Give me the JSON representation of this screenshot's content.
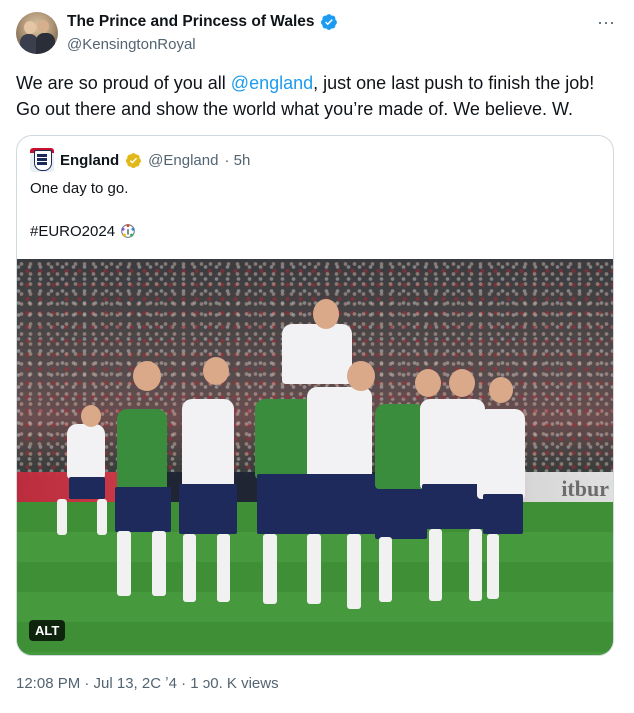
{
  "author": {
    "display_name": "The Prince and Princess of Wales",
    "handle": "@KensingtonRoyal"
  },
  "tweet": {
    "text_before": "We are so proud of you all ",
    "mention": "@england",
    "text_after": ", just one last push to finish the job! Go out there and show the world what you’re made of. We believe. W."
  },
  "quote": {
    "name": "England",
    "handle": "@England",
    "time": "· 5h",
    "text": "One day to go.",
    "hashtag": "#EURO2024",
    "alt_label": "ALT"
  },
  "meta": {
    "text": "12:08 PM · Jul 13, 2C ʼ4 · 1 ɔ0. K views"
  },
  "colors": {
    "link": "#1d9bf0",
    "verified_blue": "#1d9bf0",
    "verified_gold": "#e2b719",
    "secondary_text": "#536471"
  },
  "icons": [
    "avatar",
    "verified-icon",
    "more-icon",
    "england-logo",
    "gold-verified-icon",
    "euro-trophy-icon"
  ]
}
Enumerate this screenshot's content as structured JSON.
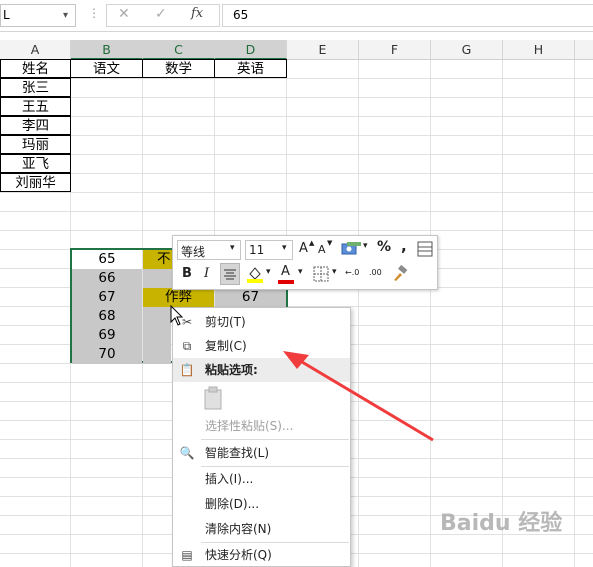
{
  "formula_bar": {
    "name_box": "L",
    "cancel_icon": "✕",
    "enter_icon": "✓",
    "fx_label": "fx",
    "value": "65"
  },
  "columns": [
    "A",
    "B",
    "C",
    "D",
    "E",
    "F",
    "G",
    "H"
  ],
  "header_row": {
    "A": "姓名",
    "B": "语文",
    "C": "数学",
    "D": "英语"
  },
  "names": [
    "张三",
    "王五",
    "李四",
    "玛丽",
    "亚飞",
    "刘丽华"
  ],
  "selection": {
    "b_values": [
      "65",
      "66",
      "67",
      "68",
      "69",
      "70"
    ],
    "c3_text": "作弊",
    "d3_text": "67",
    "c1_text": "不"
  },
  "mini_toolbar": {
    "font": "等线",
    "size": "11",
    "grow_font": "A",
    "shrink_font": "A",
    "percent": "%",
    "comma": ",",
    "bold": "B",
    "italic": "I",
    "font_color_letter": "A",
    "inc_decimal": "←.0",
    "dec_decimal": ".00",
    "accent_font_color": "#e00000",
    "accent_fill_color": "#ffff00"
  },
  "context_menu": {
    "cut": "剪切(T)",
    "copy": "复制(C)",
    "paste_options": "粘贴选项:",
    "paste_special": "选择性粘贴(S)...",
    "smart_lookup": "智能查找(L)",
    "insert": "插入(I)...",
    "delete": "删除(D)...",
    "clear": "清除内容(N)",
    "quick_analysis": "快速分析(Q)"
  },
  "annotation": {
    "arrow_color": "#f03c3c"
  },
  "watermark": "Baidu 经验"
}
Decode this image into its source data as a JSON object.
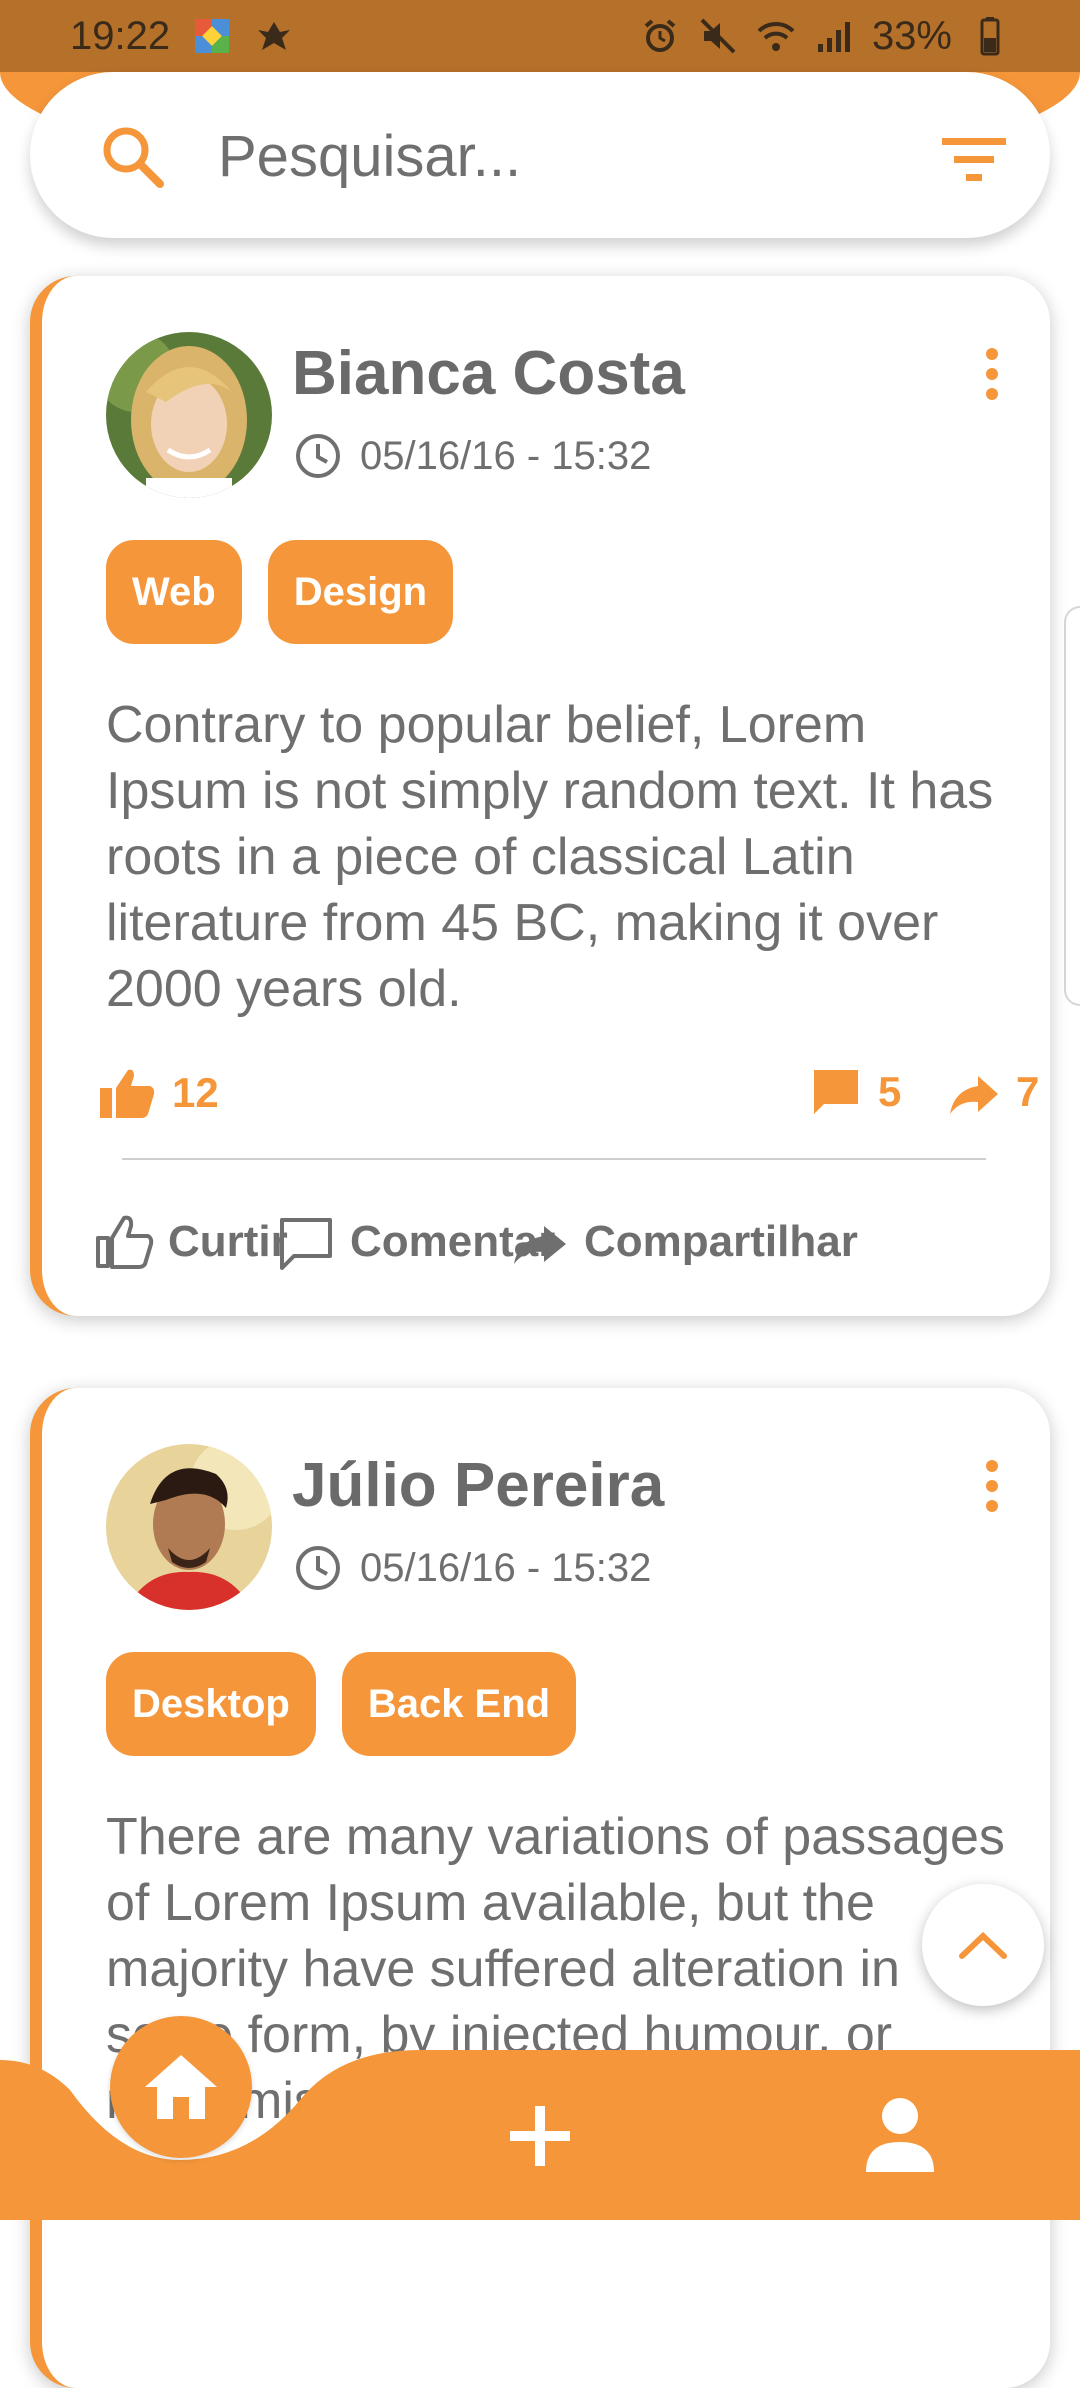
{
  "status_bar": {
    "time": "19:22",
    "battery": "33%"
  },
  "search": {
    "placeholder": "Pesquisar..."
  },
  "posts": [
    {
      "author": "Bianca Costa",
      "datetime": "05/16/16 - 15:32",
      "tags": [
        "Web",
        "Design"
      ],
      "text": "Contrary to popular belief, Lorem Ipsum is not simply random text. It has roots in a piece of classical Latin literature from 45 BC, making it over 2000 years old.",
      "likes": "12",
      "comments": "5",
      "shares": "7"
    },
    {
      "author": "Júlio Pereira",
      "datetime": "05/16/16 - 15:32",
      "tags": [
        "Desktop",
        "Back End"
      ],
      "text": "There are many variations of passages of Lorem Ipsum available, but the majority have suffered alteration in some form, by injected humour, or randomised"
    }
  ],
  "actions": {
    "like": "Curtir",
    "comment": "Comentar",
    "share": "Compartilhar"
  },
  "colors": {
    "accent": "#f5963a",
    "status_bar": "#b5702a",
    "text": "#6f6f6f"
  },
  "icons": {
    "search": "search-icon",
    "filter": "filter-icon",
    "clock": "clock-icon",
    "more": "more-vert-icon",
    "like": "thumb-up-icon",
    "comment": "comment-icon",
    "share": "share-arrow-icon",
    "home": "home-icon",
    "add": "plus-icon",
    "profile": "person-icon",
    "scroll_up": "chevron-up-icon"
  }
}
========================================
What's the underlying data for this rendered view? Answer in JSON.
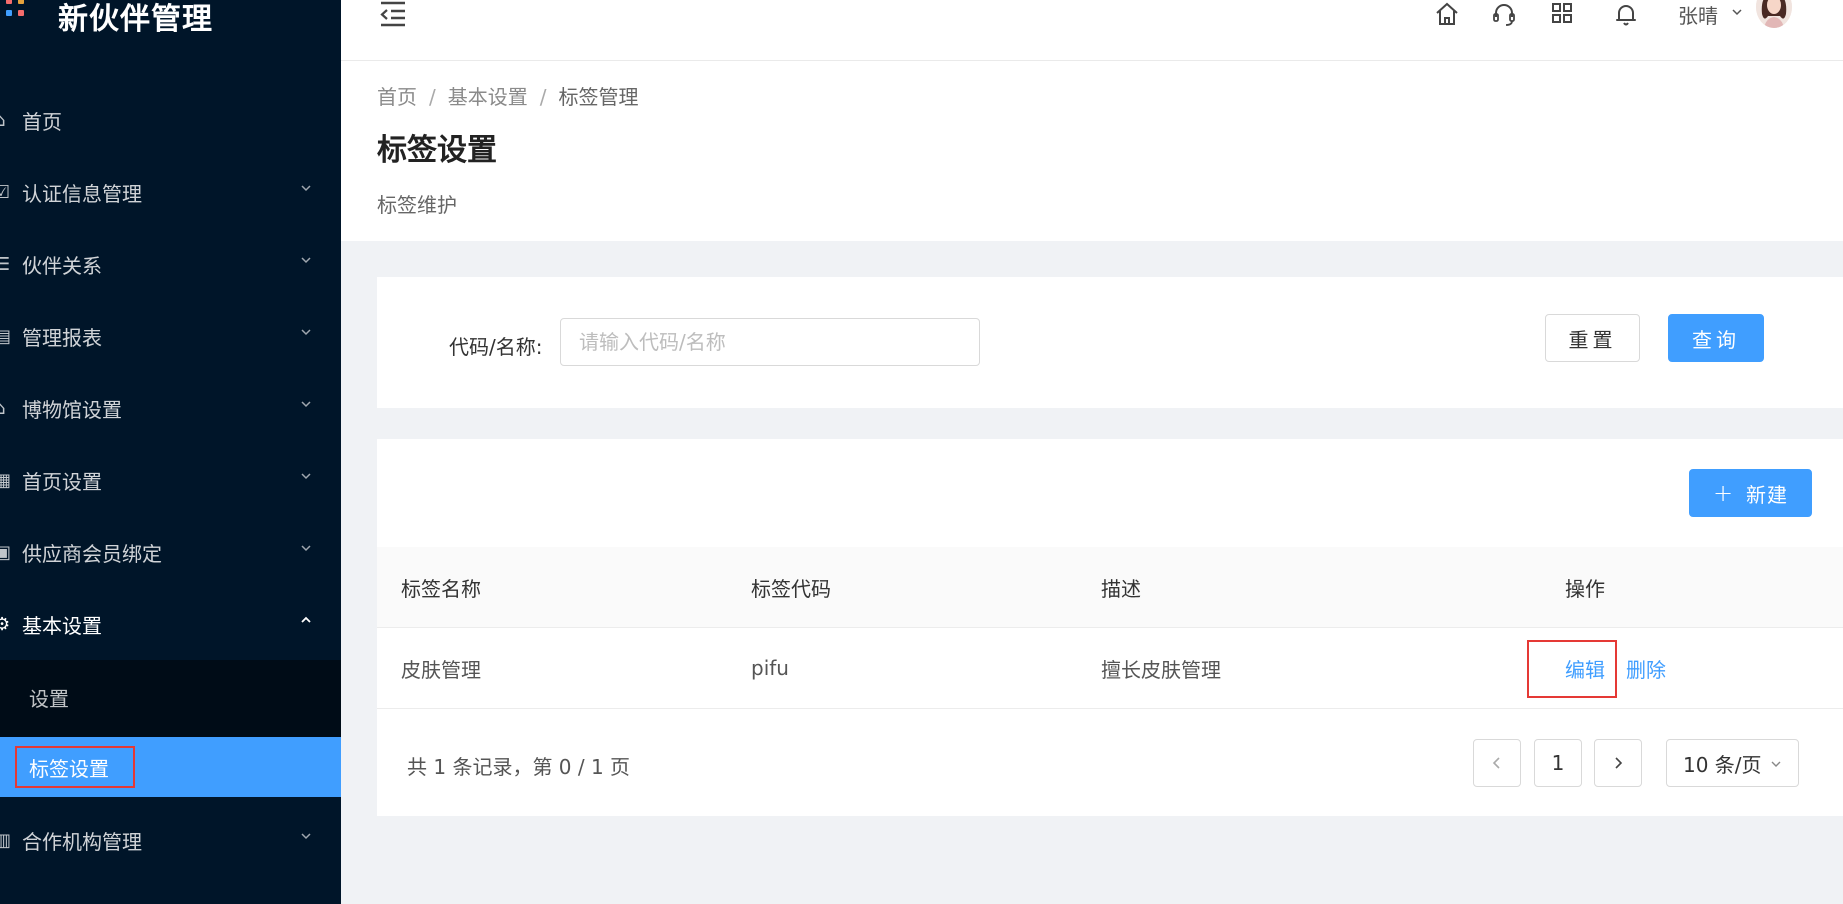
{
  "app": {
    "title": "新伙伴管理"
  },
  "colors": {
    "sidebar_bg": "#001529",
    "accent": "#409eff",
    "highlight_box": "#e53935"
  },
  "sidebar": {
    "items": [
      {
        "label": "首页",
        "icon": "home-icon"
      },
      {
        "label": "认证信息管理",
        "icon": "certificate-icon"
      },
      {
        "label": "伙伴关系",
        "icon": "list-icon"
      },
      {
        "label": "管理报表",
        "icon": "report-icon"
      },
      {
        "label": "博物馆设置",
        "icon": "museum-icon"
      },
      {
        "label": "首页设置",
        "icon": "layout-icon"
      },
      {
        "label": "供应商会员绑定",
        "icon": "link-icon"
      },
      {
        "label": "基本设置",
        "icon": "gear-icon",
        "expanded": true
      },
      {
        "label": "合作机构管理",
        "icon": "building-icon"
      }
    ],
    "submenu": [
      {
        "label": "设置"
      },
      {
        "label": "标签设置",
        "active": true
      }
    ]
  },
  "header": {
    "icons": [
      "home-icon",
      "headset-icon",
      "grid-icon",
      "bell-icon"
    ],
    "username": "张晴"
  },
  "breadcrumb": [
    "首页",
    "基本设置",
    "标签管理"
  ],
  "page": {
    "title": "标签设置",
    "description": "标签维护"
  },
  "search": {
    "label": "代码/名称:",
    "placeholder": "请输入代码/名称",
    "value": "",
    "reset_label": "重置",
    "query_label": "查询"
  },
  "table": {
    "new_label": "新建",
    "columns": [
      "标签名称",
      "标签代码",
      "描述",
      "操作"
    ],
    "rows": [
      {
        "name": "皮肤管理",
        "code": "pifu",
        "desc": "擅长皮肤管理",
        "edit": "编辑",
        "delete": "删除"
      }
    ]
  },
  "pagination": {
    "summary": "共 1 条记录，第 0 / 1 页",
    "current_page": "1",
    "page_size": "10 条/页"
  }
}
========================================
# Directions for this task:
Where a line in the entries holds "home", copy that line.

# The response:
    "home": "home-icon",
        "icon": "home-icon"
      "home-icon",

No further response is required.